### Set exercise
All entries below need to be written out exactly, but without their pictures.

### Excerpts from a figure dataset
==========
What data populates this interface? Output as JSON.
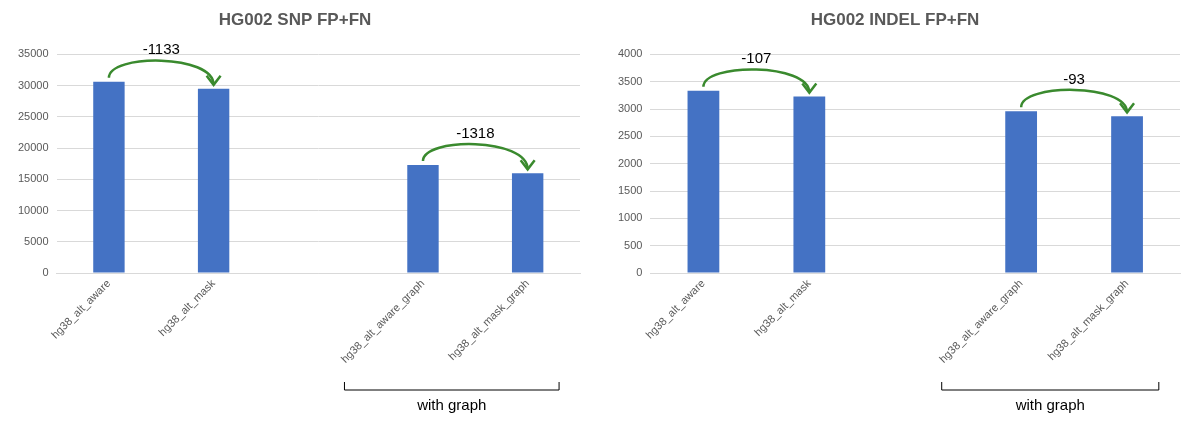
{
  "chart_data": [
    {
      "type": "bar",
      "title": "HG002 SNP FP+FN",
      "categories": [
        "hg38_alt_aware",
        "hg38_alt_mask",
        null,
        "hg38_alt_aware_graph",
        "hg38_alt_mask_graph"
      ],
      "values": [
        30620,
        29487,
        null,
        17280,
        15962
      ],
      "color": "#4472c4",
      "ylim": [
        0,
        35000
      ],
      "yticks": [
        0,
        5000,
        10000,
        15000,
        20000,
        25000,
        30000,
        35000
      ],
      "grid": true,
      "annotations": [
        {
          "text": "-1133",
          "from": "hg38_alt_aware",
          "to": "hg38_alt_mask"
        },
        {
          "text": "-1318",
          "from": "hg38_alt_aware_graph",
          "to": "hg38_alt_mask_graph"
        }
      ],
      "group_label": {
        "text": "with graph",
        "categories": [
          "hg38_alt_aware_graph",
          "hg38_alt_mask_graph"
        ]
      }
    },
    {
      "type": "bar",
      "title": "HG002 INDEL FP+FN",
      "categories": [
        "hg38_alt_aware",
        "hg38_alt_mask",
        null,
        "hg38_alt_aware_graph",
        "hg38_alt_mask_graph"
      ],
      "values": [
        3335,
        3228,
        null,
        2960,
        2867
      ],
      "color": "#4472c4",
      "ylim": [
        0,
        4000
      ],
      "yticks": [
        0,
        500,
        1000,
        1500,
        2000,
        2500,
        3000,
        3500,
        4000
      ],
      "grid": true,
      "annotations": [
        {
          "text": "-107",
          "from": "hg38_alt_aware",
          "to": "hg38_alt_mask"
        },
        {
          "text": "-93",
          "from": "hg38_alt_aware_graph",
          "to": "hg38_alt_mask_graph"
        }
      ],
      "group_label": {
        "text": "with graph",
        "categories": [
          "hg38_alt_aware_graph",
          "hg38_alt_mask_graph"
        ]
      }
    }
  ]
}
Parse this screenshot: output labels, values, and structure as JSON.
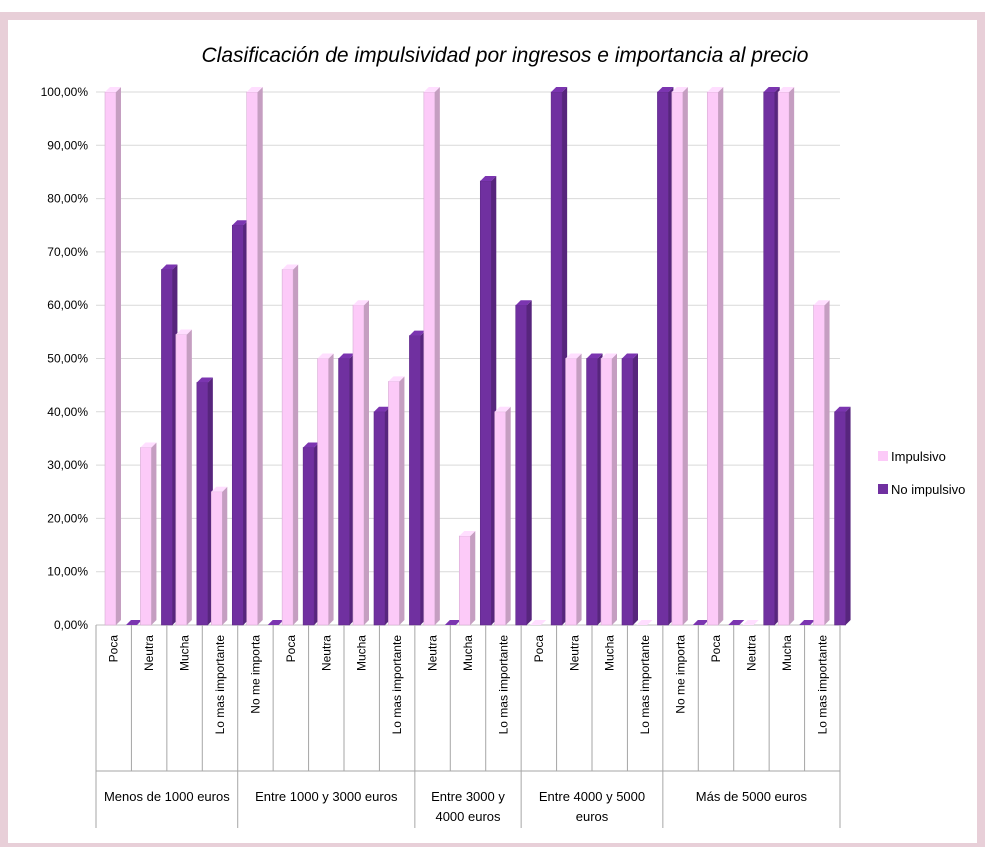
{
  "chart_data": {
    "type": "bar",
    "title": "Clasificación de impulsividad por ingresos e importancia al precio",
    "ylim": [
      0,
      100
    ],
    "y_ticks": [
      "0,00%",
      "10,00%",
      "20,00%",
      "30,00%",
      "40,00%",
      "50,00%",
      "60,00%",
      "70,00%",
      "80,00%",
      "90,00%",
      "100,00%"
    ],
    "groups": [
      {
        "label": "Menos de 1000 euros",
        "categories": [
          "Poca",
          "Neutra",
          "Mucha",
          "Lo mas importante"
        ]
      },
      {
        "label": "Entre 1000 y 3000 euros",
        "categories": [
          "No me importa",
          "Poca",
          "Neutra",
          "Mucha",
          "Lo mas importante"
        ]
      },
      {
        "label": "Entre 3000 y 4000 euros",
        "categories": [
          "Neutra",
          "Mucha",
          "Lo mas importante"
        ]
      },
      {
        "label": "Entre 4000 y 5000 euros",
        "categories": [
          "Poca",
          "Neutra",
          "Mucha",
          "Lo mas importante"
        ]
      },
      {
        "label": "Más de 5000 euros",
        "categories": [
          "No me importa",
          "Poca",
          "Neutra",
          "Mucha",
          "Lo mas importante"
        ]
      }
    ],
    "series": [
      {
        "name": "Impulsivo",
        "color": "#fccaf8",
        "values": [
          100,
          33.3,
          54.5,
          25,
          100,
          66.7,
          50,
          60,
          45.7,
          100,
          16.7,
          40,
          0,
          50,
          50,
          0,
          100,
          100,
          0,
          100,
          60
        ]
      },
      {
        "name": "No impulsivo",
        "color": "#7030a0",
        "values": [
          0,
          66.7,
          45.5,
          75,
          0,
          33.3,
          50,
          40,
          54.3,
          0,
          83.3,
          60,
          100,
          50,
          50,
          100,
          0,
          0,
          100,
          0,
          40
        ]
      }
    ],
    "grid": true,
    "legend_position": "right"
  }
}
==========
### Finished task
What data populates this interface? Output as JSON.
{
  "chart_data": [
    {
      "type": "bar",
      "title": "HG002 SNP FP+FN",
      "categories": [
        "hg38_alt_aware",
        "hg38_alt_mask",
        null,
        "hg38_alt_aware_graph",
        "hg38_alt_mask_graph"
      ],
      "values": [
        30620,
        29487,
        null,
        17280,
        15962
      ],
      "color": "#4472c4",
      "ylim": [
        0,
        35000
      ],
      "yticks": [
        0,
        5000,
        10000,
        15000,
        20000,
        25000,
        30000,
        35000
      ],
      "grid": true,
      "annotations": [
        {
          "text": "-1133",
          "from": "hg38_alt_aware",
          "to": "hg38_alt_mask"
        },
        {
          "text": "-1318",
          "from": "hg38_alt_aware_graph",
          "to": "hg38_alt_mask_graph"
        }
      ],
      "group_label": {
        "text": "with graph",
        "categories": [
          "hg38_alt_aware_graph",
          "hg38_alt_mask_graph"
        ]
      }
    },
    {
      "type": "bar",
      "title": "HG002 INDEL FP+FN",
      "categories": [
        "hg38_alt_aware",
        "hg38_alt_mask",
        null,
        "hg38_alt_aware_graph",
        "hg38_alt_mask_graph"
      ],
      "values": [
        3335,
        3228,
        null,
        2960,
        2867
      ],
      "color": "#4472c4",
      "ylim": [
        0,
        4000
      ],
      "yticks": [
        0,
        500,
        1000,
        1500,
        2000,
        2500,
        3000,
        3500,
        4000
      ],
      "grid": true,
      "annotations": [
        {
          "text": "-107",
          "from": "hg38_alt_aware",
          "to": "hg38_alt_mask"
        },
        {
          "text": "-93",
          "from": "hg38_alt_aware_graph",
          "to": "hg38_alt_mask_graph"
        }
      ],
      "group_label": {
        "text": "with graph",
        "categories": [
          "hg38_alt_aware_graph",
          "hg38_alt_mask_graph"
        ]
      }
    }
  ]
}
Parse this screenshot: output labels, values, and structure as JSON.
{
  "chart_data": {
    "type": "bar",
    "title": "Clasificación de impulsividad por ingresos e importancia al precio",
    "ylim": [
      0,
      100
    ],
    "y_ticks": [
      "0,00%",
      "10,00%",
      "20,00%",
      "30,00%",
      "40,00%",
      "50,00%",
      "60,00%",
      "70,00%",
      "80,00%",
      "90,00%",
      "100,00%"
    ],
    "groups": [
      {
        "label": "Menos de 1000 euros",
        "categories": [
          "Poca",
          "Neutra",
          "Mucha",
          "Lo mas importante"
        ]
      },
      {
        "label": "Entre 1000 y 3000 euros",
        "categories": [
          "No me importa",
          "Poca",
          "Neutra",
          "Mucha",
          "Lo mas importante"
        ]
      },
      {
        "label": "Entre 3000 y 4000 euros",
        "categories": [
          "Neutra",
          "Mucha",
          "Lo mas importante"
        ]
      },
      {
        "label": "Entre 4000 y 5000 euros",
        "categories": [
          "Poca",
          "Neutra",
          "Mucha",
          "Lo mas importante"
        ]
      },
      {
        "label": "Más de 5000 euros",
        "categories": [
          "No me importa",
          "Poca",
          "Neutra",
          "Mucha",
          "Lo mas importante"
        ]
      }
    ],
    "series": [
      {
        "name": "Impulsivo",
        "color": "#fccaf8",
        "values": [
          100,
          33.3,
          54.5,
          25,
          100,
          66.7,
          50,
          60,
          45.7,
          100,
          16.7,
          40,
          0,
          50,
          50,
          0,
          100,
          100,
          0,
          100,
          60
        ]
      },
      {
        "name": "No impulsivo",
        "color": "#7030a0",
        "values": [
          0,
          66.7,
          45.5,
          75,
          0,
          33.3,
          50,
          40,
          54.3,
          0,
          83.3,
          60,
          100,
          50,
          50,
          100,
          0,
          0,
          100,
          0,
          40
        ]
      }
    ],
    "grid": true,
    "legend_position": "right"
  }
}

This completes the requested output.